RECORDS FOR THE EXERCISE –
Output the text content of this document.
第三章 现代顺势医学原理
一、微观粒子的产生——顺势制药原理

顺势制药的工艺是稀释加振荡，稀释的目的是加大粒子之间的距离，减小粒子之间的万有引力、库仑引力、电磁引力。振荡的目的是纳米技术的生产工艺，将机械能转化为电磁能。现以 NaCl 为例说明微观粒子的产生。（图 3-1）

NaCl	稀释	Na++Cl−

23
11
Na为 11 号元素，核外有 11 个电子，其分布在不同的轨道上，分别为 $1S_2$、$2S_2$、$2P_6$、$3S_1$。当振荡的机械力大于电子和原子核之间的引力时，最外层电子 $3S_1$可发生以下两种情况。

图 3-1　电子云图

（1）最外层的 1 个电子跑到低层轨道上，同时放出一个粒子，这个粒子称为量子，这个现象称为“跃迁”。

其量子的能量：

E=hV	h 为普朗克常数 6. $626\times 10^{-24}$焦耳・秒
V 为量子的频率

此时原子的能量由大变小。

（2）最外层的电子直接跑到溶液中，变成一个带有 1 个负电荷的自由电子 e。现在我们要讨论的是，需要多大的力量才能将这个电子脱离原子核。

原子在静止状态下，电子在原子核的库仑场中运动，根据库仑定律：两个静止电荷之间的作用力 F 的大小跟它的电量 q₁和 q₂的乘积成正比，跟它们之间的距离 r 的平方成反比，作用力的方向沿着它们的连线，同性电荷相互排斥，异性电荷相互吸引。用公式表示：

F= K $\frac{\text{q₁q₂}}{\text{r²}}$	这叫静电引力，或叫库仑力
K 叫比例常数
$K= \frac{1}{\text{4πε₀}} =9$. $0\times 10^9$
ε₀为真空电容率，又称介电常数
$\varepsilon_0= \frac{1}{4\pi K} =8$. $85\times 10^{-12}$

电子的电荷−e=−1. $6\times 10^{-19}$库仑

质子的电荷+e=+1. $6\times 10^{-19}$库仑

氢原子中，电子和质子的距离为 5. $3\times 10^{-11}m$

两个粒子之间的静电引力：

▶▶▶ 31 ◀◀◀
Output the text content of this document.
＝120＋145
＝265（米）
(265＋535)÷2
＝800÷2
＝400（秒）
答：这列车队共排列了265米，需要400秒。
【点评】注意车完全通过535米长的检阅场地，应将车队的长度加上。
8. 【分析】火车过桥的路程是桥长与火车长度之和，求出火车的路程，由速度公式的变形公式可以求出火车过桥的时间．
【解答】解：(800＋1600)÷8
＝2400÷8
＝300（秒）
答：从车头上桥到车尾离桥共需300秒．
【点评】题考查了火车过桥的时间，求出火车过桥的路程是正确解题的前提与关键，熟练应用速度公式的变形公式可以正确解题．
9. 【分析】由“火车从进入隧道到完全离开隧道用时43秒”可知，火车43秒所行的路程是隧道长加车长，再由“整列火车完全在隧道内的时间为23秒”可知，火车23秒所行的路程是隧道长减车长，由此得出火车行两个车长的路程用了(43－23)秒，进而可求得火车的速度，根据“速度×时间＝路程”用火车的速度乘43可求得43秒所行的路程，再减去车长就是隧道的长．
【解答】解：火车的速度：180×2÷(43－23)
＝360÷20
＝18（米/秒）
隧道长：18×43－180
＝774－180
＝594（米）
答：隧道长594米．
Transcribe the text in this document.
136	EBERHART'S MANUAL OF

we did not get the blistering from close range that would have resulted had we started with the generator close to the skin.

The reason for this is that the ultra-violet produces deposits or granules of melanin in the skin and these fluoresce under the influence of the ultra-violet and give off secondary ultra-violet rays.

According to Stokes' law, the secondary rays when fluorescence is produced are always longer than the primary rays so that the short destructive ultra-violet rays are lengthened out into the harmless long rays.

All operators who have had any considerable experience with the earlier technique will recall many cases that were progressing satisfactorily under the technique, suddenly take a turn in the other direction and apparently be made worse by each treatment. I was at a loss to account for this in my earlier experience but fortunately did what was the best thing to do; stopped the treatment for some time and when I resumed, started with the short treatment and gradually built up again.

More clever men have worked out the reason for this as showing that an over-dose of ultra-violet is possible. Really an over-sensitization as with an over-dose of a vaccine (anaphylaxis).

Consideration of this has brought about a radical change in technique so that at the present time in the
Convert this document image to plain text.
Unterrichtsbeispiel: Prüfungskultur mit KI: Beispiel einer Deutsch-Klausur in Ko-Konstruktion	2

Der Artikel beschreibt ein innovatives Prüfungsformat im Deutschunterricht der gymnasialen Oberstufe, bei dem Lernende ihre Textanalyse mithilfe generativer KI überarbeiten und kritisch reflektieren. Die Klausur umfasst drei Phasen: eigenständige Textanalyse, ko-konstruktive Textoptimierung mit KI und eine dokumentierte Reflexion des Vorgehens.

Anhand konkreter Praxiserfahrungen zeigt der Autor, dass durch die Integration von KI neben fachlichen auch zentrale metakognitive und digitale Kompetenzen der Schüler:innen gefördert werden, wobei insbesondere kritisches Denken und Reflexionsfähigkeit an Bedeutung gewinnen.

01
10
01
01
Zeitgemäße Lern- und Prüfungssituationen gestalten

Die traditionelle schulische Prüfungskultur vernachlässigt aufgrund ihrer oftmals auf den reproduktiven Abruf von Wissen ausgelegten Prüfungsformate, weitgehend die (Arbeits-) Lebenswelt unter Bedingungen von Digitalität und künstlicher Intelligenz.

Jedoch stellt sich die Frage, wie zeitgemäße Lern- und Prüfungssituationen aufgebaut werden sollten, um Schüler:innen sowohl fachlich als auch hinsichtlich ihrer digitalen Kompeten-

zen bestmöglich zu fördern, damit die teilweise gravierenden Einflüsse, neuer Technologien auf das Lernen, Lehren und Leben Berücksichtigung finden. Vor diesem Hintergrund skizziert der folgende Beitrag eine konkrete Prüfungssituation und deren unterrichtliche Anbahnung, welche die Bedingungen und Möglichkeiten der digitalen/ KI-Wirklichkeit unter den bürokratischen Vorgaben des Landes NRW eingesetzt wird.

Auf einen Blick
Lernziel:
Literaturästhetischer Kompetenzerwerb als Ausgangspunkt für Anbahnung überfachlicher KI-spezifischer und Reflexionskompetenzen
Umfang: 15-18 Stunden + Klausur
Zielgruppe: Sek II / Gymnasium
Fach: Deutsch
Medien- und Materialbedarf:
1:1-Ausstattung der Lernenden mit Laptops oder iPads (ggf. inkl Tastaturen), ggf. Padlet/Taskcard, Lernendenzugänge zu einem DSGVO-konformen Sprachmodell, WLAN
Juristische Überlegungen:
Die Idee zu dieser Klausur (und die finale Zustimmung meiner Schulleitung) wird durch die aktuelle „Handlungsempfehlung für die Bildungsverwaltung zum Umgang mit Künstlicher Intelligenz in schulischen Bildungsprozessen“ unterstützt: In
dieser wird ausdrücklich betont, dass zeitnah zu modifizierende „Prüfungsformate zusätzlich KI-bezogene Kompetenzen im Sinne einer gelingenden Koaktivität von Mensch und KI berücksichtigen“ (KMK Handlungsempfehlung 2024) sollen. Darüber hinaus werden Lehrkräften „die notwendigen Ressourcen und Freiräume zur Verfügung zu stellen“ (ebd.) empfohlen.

PROBLEM TO SOLVE – Check each line of the material above for "violet" and say how many lines contain it, giving the number alone.

SOLUTION – 3